Structured figure records >>
____

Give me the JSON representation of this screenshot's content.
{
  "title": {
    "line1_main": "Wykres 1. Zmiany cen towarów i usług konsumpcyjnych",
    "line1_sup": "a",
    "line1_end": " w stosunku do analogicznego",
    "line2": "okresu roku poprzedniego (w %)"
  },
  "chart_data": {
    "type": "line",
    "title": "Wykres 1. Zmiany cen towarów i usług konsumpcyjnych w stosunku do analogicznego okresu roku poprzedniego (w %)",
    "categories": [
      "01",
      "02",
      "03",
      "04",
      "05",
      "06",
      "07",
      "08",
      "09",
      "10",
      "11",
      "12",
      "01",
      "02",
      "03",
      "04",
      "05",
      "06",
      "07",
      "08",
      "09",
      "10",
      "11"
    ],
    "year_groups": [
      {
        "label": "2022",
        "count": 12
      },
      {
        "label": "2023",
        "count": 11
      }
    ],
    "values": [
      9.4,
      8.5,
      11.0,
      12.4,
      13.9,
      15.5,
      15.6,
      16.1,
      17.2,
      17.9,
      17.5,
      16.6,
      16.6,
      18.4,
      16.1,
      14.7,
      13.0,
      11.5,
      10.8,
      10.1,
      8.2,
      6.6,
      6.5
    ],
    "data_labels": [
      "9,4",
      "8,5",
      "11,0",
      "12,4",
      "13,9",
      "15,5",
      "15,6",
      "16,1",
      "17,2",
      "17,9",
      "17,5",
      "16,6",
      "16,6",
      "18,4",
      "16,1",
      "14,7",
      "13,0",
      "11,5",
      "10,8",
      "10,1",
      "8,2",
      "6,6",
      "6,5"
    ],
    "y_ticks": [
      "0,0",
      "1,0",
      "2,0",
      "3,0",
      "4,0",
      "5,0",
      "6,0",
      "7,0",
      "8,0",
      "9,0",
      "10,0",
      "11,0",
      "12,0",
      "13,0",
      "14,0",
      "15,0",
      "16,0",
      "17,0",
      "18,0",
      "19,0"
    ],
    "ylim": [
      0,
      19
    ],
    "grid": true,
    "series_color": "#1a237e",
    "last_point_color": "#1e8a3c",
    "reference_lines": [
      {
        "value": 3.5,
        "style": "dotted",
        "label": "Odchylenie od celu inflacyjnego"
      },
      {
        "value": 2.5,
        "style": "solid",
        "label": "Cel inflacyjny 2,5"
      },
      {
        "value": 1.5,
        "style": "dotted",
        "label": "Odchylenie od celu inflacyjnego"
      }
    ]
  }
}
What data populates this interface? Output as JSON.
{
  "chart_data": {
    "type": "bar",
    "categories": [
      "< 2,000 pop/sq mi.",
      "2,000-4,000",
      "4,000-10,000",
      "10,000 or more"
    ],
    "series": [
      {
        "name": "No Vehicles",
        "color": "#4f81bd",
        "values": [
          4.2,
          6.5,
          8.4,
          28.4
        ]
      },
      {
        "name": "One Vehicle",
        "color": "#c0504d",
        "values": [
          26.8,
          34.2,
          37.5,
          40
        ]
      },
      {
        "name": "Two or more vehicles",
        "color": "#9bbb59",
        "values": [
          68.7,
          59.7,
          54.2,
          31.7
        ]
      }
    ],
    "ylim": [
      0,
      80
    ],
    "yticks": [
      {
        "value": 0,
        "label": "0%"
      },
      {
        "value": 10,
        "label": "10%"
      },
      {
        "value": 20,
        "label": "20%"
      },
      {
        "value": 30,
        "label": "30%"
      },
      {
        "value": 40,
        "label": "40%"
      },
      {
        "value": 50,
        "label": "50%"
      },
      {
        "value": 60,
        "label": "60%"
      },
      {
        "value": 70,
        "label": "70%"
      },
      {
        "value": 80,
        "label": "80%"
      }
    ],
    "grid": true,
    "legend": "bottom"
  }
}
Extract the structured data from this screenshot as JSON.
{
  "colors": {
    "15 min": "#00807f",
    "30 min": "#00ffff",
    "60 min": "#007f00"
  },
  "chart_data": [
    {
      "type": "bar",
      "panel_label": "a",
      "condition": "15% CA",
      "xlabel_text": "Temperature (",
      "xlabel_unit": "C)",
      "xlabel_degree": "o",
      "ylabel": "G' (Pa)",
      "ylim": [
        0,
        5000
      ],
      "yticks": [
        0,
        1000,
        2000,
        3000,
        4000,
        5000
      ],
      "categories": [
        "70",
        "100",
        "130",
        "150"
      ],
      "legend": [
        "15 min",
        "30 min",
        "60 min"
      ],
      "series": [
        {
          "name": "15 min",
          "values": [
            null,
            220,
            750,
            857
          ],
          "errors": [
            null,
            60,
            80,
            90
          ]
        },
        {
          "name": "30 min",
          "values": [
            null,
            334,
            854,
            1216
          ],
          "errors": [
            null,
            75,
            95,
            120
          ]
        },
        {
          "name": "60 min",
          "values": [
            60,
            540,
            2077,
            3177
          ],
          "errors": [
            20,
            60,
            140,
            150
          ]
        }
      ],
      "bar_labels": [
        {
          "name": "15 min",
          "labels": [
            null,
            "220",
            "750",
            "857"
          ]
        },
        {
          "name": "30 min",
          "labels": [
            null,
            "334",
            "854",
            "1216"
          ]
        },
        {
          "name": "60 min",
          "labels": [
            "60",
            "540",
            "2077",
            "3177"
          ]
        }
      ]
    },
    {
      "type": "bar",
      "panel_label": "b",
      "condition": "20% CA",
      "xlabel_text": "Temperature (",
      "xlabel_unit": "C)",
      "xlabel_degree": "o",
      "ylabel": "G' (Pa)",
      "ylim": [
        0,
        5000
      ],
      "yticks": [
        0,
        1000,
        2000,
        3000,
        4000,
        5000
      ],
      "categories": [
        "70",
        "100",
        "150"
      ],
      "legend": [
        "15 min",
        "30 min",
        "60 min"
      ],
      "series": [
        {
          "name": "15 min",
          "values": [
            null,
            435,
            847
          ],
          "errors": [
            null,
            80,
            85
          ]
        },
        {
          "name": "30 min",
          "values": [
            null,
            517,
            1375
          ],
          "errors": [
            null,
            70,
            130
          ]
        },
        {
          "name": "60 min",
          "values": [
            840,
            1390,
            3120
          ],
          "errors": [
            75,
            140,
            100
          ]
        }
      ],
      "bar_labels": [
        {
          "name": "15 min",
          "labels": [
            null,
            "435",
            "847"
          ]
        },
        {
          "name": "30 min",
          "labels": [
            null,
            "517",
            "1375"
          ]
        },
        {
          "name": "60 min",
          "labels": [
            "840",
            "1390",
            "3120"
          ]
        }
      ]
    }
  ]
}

____

All of the material must be reproduced exactly.

Give me the JSON representation of this screenshot's content.
{
  "title": {
    "line1_main": "Wykres 1. Zmiany cen towarów i usług konsumpcyjnych",
    "line1_sup": "a",
    "line1_end": " w stosunku do analogicznego",
    "line2": "okresu roku poprzedniego (w %)"
  },
  "chart_data": {
    "type": "line",
    "title": "Wykres 1. Zmiany cen towarów i usług konsumpcyjnych w stosunku do analogicznego okresu roku poprzedniego (w %)",
    "categories": [
      "01",
      "02",
      "03",
      "04",
      "05",
      "06",
      "07",
      "08",
      "09",
      "10",
      "11",
      "12",
      "01",
      "02",
      "03",
      "04",
      "05",
      "06",
      "07",
      "08",
      "09",
      "10",
      "11"
    ],
    "year_groups": [
      {
        "label": "2022",
        "count": 12
      },
      {
        "label": "2023",
        "count": 11
      }
    ],
    "values": [
      9.4,
      8.5,
      11.0,
      12.4,
      13.9,
      15.5,
      15.6,
      16.1,
      17.2,
      17.9,
      17.5,
      16.6,
      16.6,
      18.4,
      16.1,
      14.7,
      13.0,
      11.5,
      10.8,
      10.1,
      8.2,
      6.6,
      6.5
    ],
    "data_labels": [
      "9,4",
      "8,5",
      "11,0",
      "12,4",
      "13,9",
      "15,5",
      "15,6",
      "16,1",
      "17,2",
      "17,9",
      "17,5",
      "16,6",
      "16,6",
      "18,4",
      "16,1",
      "14,7",
      "13,0",
      "11,5",
      "10,8",
      "10,1",
      "8,2",
      "6,6",
      "6,5"
    ],
    "y_ticks": [
      "0,0",
      "1,0",
      "2,0",
      "3,0",
      "4,0",
      "5,0",
      "6,0",
      "7,0",
      "8,0",
      "9,0",
      "10,0",
      "11,0",
      "12,0",
      "13,0",
      "14,0",
      "15,0",
      "16,0",
      "17,0",
      "18,0",
      "19,0"
    ],
    "ylim": [
      0,
      19
    ],
    "grid": true,
    "series_color": "#1a237e",
    "last_point_color": "#1e8a3c",
    "reference_lines": [
      {
        "value": 3.5,
        "style": "dotted",
        "label": "Odchylenie od celu inflacyjnego"
      },
      {
        "value": 2.5,
        "style": "solid",
        "label": "Cel inflacyjny 2,5"
      },
      {
        "value": 1.5,
        "style": "dotted",
        "label": "Odchylenie od celu inflacyjnego"
      }
    ]
  }
}
What data populates this interface? Output as JSON.
{
  "chart_data": {
    "type": "bar",
    "categories": [
      "< 2,000 pop/sq mi.",
      "2,000-4,000",
      "4,000-10,000",
      "10,000 or more"
    ],
    "series": [
      {
        "name": "No Vehicles",
        "color": "#4f81bd",
        "values": [
          4.2,
          6.5,
          8.4,
          28.4
        ]
      },
      {
        "name": "One Vehicle",
        "color": "#c0504d",
        "values": [
          26.8,
          34.2,
          37.5,
          40
        ]
      },
      {
        "name": "Two or more vehicles",
        "color": "#9bbb59",
        "values": [
          68.7,
          59.7,
          54.2,
          31.7
        ]
      }
    ],
    "ylim": [
      0,
      80
    ],
    "yticks": [
      {
        "value": 0,
        "label": "0%"
      },
      {
        "value": 10,
        "label": "10%"
      },
      {
        "value": 20,
        "label": "20%"
      },
      {
        "value": 30,
        "label": "30%"
      },
      {
        "value": 40,
        "label": "40%"
      },
      {
        "value": 50,
        "label": "50%"
      },
      {
        "value": 60,
        "label": "60%"
      },
      {
        "value": 70,
        "label": "70%"
      },
      {
        "value": 80,
        "label": "80%"
      }
    ],
    "grid": true,
    "legend": "bottom"
  }
}
Extract the structured data from this screenshot as JSON.
{
  "colors": {
    "15 min": "#00807f",
    "30 min": "#00ffff",
    "60 min": "#007f00"
  },
  "chart_data": [
    {
      "type": "bar",
      "panel_label": "a",
      "condition": "15% CA",
      "xlabel_text": "Temperature (",
      "xlabel_unit": "C)",
      "xlabel_degree": "o",
      "ylabel": "G' (Pa)",
      "ylim": [
        0,
        5000
      ],
      "yticks": [
        0,
        1000,
        2000,
        3000,
        4000,
        5000
      ],
      "categories": [
        "70",
        "100",
        "130",
        "150"
      ],
      "legend": [
        "15 min",
        "30 min",
        "60 min"
      ],
      "series": [
        {
          "name": "15 min",
          "values": [
            null,
            220,
            750,
            857
          ],
          "errors": [
            null,
            60,
            80,
            90
          ]
        },
        {
          "name": "30 min",
          "values": [
            null,
            334,
            854,
            1216
          ],
          "errors": [
            null,
            75,
            95,
            120
          ]
        },
        {
          "name": "60 min",
          "values": [
            60,
            540,
            2077,
            3177
          ],
          "errors": [
            20,
            60,
            140,
            150
          ]
        }
      ],
      "bar_labels": [
        {
          "name": "15 min",
          "labels": [
            null,
            "220",
            "750",
            "857"
          ]
        },
        {
          "name": "30 min",
          "labels": [
            null,
            "334",
            "854",
            "1216"
          ]
        },
        {
          "name": "60 min",
          "labels": [
            "60",
            "540",
            "2077",
            "3177"
          ]
        }
      ]
    },
    {
      "type": "bar",
      "panel_label": "b",
      "condition": "20% CA",
      "xlabel_text": "Temperature (",
      "xlabel_unit": "C)",
      "xlabel_degree": "o",
      "ylabel": "G' (Pa)",
      "ylim": [
        0,
        5000
      ],
      "yticks": [
        0,
        1000,
        2000,
        3000,
        4000,
        5000
      ],
      "categories": [
        "70",
        "100",
        "150"
      ],
      "legend": [
        "15 min",
        "30 min",
        "60 min"
      ],
      "series": [
        {
          "name": "15 min",
          "values": [
            null,
            435,
            847
          ],
          "errors": [
            null,
            80,
            85
          ]
        },
        {
          "name": "30 min",
          "values": [
            null,
            517,
            1375
          ],
          "errors": [
            null,
            70,
            130
          ]
        },
        {
          "name": "60 min",
          "values": [
            840,
            1390,
            3120
          ],
          "errors": [
            75,
            140,
            100
          ]
        }
      ],
      "bar_labels": [
        {
          "name": "15 min",
          "labels": [
            null,
            "435",
            "847"
          ]
        },
        {
          "name": "30 min",
          "labels": [
            null,
            "517",
            "1375"
          ]
        },
        {
          "name": "60 min",
          "labels": [
            "840",
            "1390",
            "3120"
          ]
        }
      ]
    }
  ]
}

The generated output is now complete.